Identify the lines that include the word "name", then copy all of them.

____ Listed entries

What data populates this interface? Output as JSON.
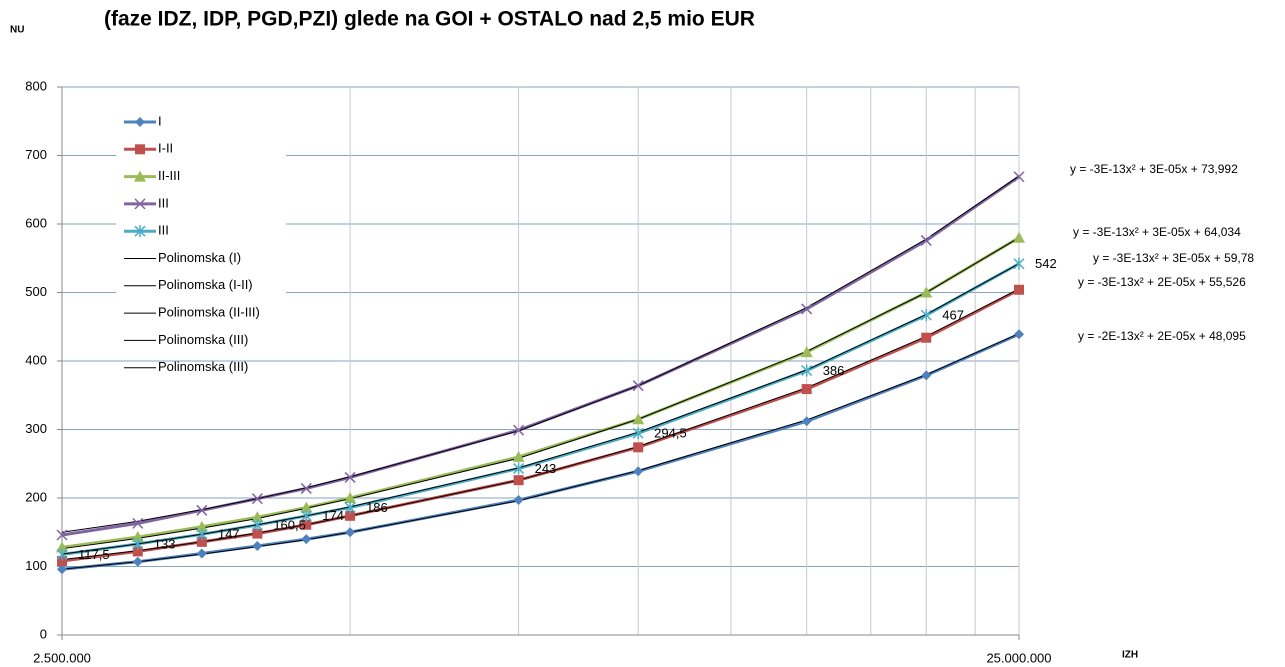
{
  "chart_data": {
    "type": "line",
    "title": "(faze IDZ, IDP, PGD,PZI) glede na GOI + OSTALO nad 2,5 mio EUR",
    "y_label": "NU",
    "x_label": "IZH",
    "x": [
      2500000,
      3000000,
      3500000,
      4000000,
      4500000,
      5000000,
      7500000,
      10000000,
      15000000,
      20000000,
      25000000
    ],
    "xlim": [
      2500000,
      25000000
    ],
    "xlog": true,
    "xticks": [
      {
        "value": 2500000,
        "label": "2.500.000"
      },
      {
        "value": 25000000,
        "label": "25.000.000"
      }
    ],
    "xgrid": [
      2500000,
      5000000,
      7500000,
      10000000,
      12500000,
      15000000,
      17500000,
      20000000,
      22500000,
      25000000
    ],
    "ylim": [
      0,
      800
    ],
    "yticks": [
      0,
      100,
      200,
      300,
      400,
      500,
      600,
      700,
      800
    ],
    "grid": true,
    "legend": "top-left",
    "series": [
      {
        "name": "I",
        "color": "#4f81bd",
        "marker": "diamond",
        "values": [
          96,
          107,
          119,
          130,
          140,
          150,
          197,
          239,
          312,
          379,
          439
        ]
      },
      {
        "name": "I-II",
        "color": "#c0504d",
        "marker": "square",
        "values": [
          108,
          122,
          136,
          148,
          161,
          174,
          226,
          274,
          359,
          434,
          504
        ]
      },
      {
        "name": "II-III",
        "color": "#9bbb59",
        "marker": "triangle",
        "values": [
          128,
          143,
          158,
          172,
          186,
          200,
          260,
          315,
          413,
          500,
          580
        ]
      },
      {
        "name": "III",
        "color": "#8064a2",
        "marker": "x",
        "values": [
          146,
          163,
          182,
          199,
          214,
          230,
          299,
          364,
          476,
          576,
          669
        ]
      },
      {
        "name": "III",
        "color": "#4bacc6",
        "marker": "star",
        "values": [
          117.5,
          133,
          147,
          160.5,
          174,
          186,
          243,
          294.5,
          386,
          467,
          542
        ],
        "value_labels": [
          "117,5",
          "133",
          "147",
          "160,5",
          "174",
          "186",
          "243",
          "294,5",
          "386",
          "467",
          "542"
        ]
      },
      {
        "name": "Polinomska (I)",
        "color": "#000000",
        "values": [
          96,
          107,
          118,
          129,
          139,
          150,
          196,
          240,
          314,
          380,
          440
        ]
      },
      {
        "name": "Polinomska (I-II)",
        "color": "#000000",
        "values": [
          110,
          123,
          136,
          149,
          161,
          174,
          226,
          275,
          361,
          436,
          505
        ]
      },
      {
        "name": "Polinomska (II-III)",
        "color": "#000000",
        "values": [
          126,
          141,
          156,
          170,
          185,
          199,
          258,
          315,
          414,
          500,
          580
        ]
      },
      {
        "name": "Polinomska (III)",
        "color": "#000000",
        "values": [
          150,
          166,
          183,
          199,
          215,
          231,
          298,
          364,
          478,
          578,
          670
        ]
      },
      {
        "name": "Polinomska (III)",
        "color": "#000000",
        "values": [
          118,
          133,
          147,
          161,
          174,
          187,
          244,
          296,
          387,
          468,
          542
        ]
      }
    ],
    "annotations": [
      "y = -3E-13x² + 3E-05x + 73,992",
      "y = -3E-13x² + 3E-05x + 64,034",
      "y = -3E-13x² + 3E-05x + 59,78",
      "y = -3E-13x² + 2E-05x + 55,526",
      "y = -2E-13x² + 2E-05x + 48,095"
    ]
  }
}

________

_Output of the exercise_
        "name": "I",
        "name": "I-II",
        "name": "II-III",
        "name": "III",
        "name": "III",
        "name": "Polinomska (I)",
        "name": "Polinomska (I-II)",
        "name": "Polinomska (II-III)",
        "name": "Polinomska (III)",
        "name": "Polinomska (III)",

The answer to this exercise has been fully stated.